**DO THIS:** Extract every record, exactly as written, and ignore the pictures.

Records excerpted from a collection
+--

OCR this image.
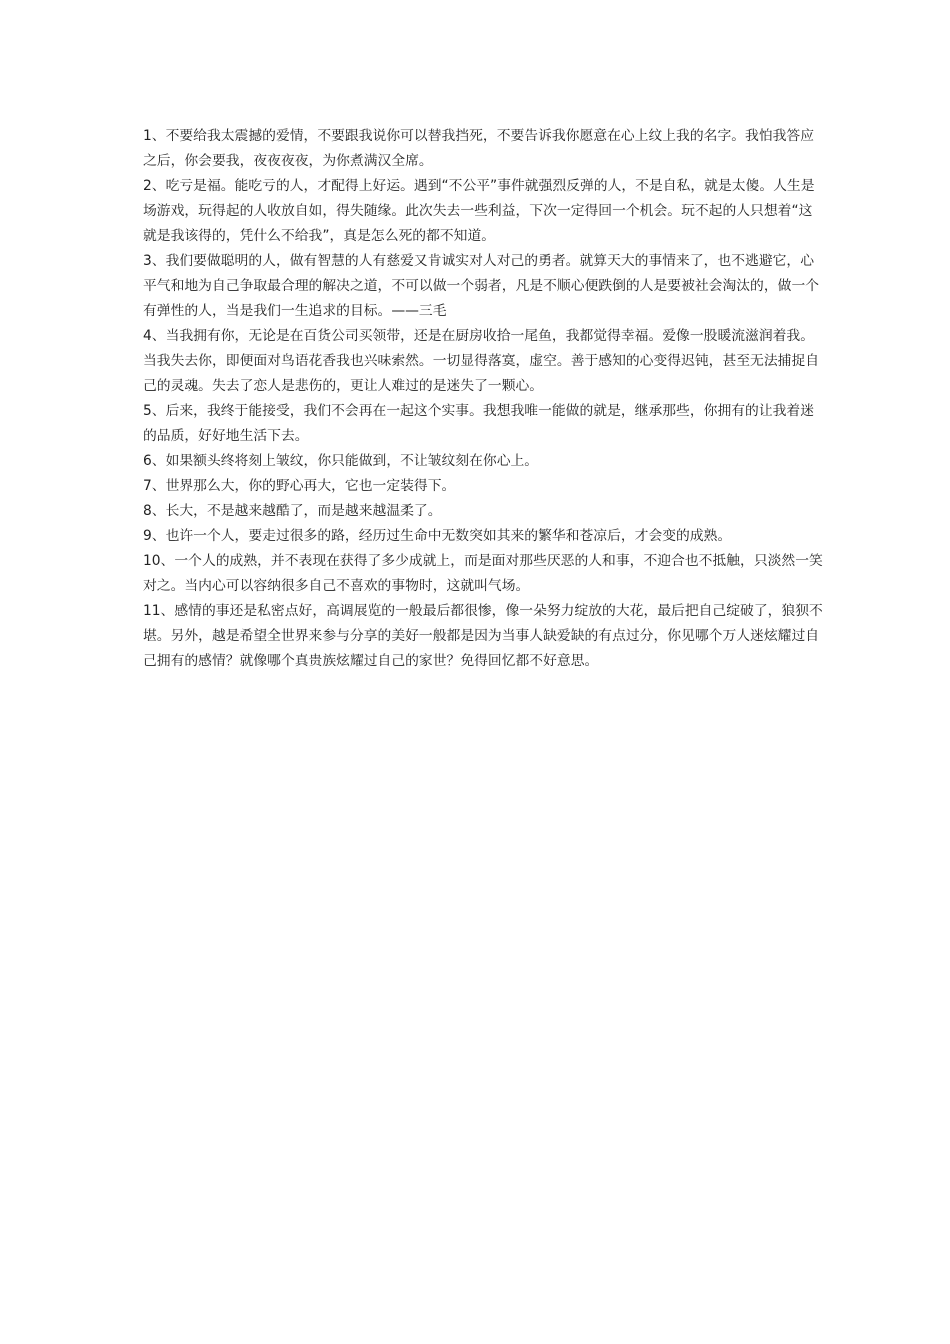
1、不要给我太震撼的爱情，不要跟我说你可以替我挡死，不要告诉我你愿意在心上纹上我的名字。我怕我答应之后，你会要我，夜夜夜夜，为你煮满汉全席。

2、吃亏是福。能吃亏的人，才配得上好运。遇到“不公平”事件就强烈反弹的人，不是自私，就是太傻。人生是场游戏，玩得起的人收放自如，得失随缘。此次失去一些利益，下次一定得回一个机会。玩不起的人只想着“这就是我该得的，凭什么不给我”，真是怎么死的都不知道。

3、我们要做聪明的人，做有智慧的人有慈爱又肯诚实对人对己的勇者。就算天大的事情来了，也不逃避它，心平气和地为自己争取最合理的解决之道，不可以做一个弱者，凡是不顺心便跌倒的人是要被社会淘汰的，做一个有弹性的人，当是我们一生追求的目标。——三毛

4、当我拥有你，无论是在百货公司买领带，还是在厨房收拾一尾鱼，我都觉得幸福。爱像一股暖流滋润着我。当我失去你，即便面对鸟语花香我也兴味索然。一切显得落寞，虚空。善于感知的心变得迟钝，甚至无法捕捉自己的灵魂。失去了恋人是悲伤的，更让人难过的是迷失了一颗心。

5、后来，我终于能接受，我们不会再在一起这个实事。我想我唯一能做的就是，继承那些，你拥有的让我着迷的品质，好好地生活下去。

6、如果额头终将刻上皱纹，你只能做到，不让皱纹刻在你心上。

7、世界那么大，你的野心再大，它也一定装得下。

8、长大，不是越来越酷了，而是越来越温柔了。

9、也许一个人，要走过很多的路，经历过生命中无数突如其来的繁华和苍凉后，才会变的成熟。

10、一个人的成熟，并不表现在获得了多少成就上，而是面对那些厌恶的人和事，不迎合也不抵触，只淡然一笑对之。当内心可以容纳很多自己不喜欢的事物时，这就叫气场。

11、感情的事还是私密点好，高调展览的一般最后都很惨，像一朵努力绽放的大花，最后把自己绽破了，狼狈不堪。另外，越是希望全世界来参与分享的美好一般都是因为当事人缺爱缺的有点过分，你见哪个万人迷炫耀过自己拥有的感情？就像哪个真贵族炫耀过自己的家世？免得回忆都不好意思。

+--

**OUTPUT FOR THIS EXERCISE:**
OCR this image.
1、不要给我太震撼的爱情，不要跟我说你可以替我挡死，不要告诉我你愿意在心上纹上我的名字。我怕我答应之后，你会要我，夜夜夜夜，为你煮满汉全席。

2、吃亏是福。能吃亏的人，才配得上好运。遇到“不公平”事件就强烈反弹的人，不是自私，就是太傻。人生是场游戏，玩得起的人收放自如，得失随缘。此次失去一些利益，下次一定得回一个机会。玩不起的人只想着“这就是我该得的，凭什么不给我”，真是怎么死的都不知道。

3、我们要做聪明的人，做有智慧的人有慈爱又肯诚实对人对己的勇者。就算天大的事情来了，也不逃避它，心平气和地为自己争取最合理的解决之道，不可以做一个弱者，凡是不顺心便跌倒的人是要被社会淘汰的，做一个有弹性的人，当是我们一生追求的目标。——三毛

4、当我拥有你，无论是在百货公司买领带，还是在厨房收拾一尾鱼，我都觉得幸福。爱像一股暖流滋润着我。当我失去你，即便面对鸟语花香我也兴味索然。一切显得落寞，虚空。善于感知的心变得迟钝，甚至无法捕捉自己的灵魂。失去了恋人是悲伤的，更让人难过的是迷失了一颗心。

5、后来，我终于能接受，我们不会再在一起这个实事。我想我唯一能做的就是，继承那些，你拥有的让我着迷的品质，好好地生活下去。

6、如果额头终将刻上皱纹，你只能做到，不让皱纹刻在你心上。

7、世界那么大，你的野心再大，它也一定装得下。

8、长大，不是越来越酷了，而是越来越温柔了。

9、也许一个人，要走过很多的路，经历过生命中无数突如其来的繁华和苍凉后，才会变的成熟。

10、一个人的成熟，并不表现在获得了多少成就上，而是面对那些厌恶的人和事，不迎合也不抵触，只淡然一笑对之。当内心可以容纳很多自己不喜欢的事物时，这就叫气场。

11、感情的事还是私密点好，高调展览的一般最后都很惨，像一朵努力绽放的大花，最后把自己绽破了，狼狈不堪。另外，越是希望全世界来参与分享的美好一般都是因为当事人缺爱缺的有点过分，你见哪个万人迷炫耀过自己拥有的感情？就像哪个真贵族炫耀过自己的家世？免得回忆都不好意思。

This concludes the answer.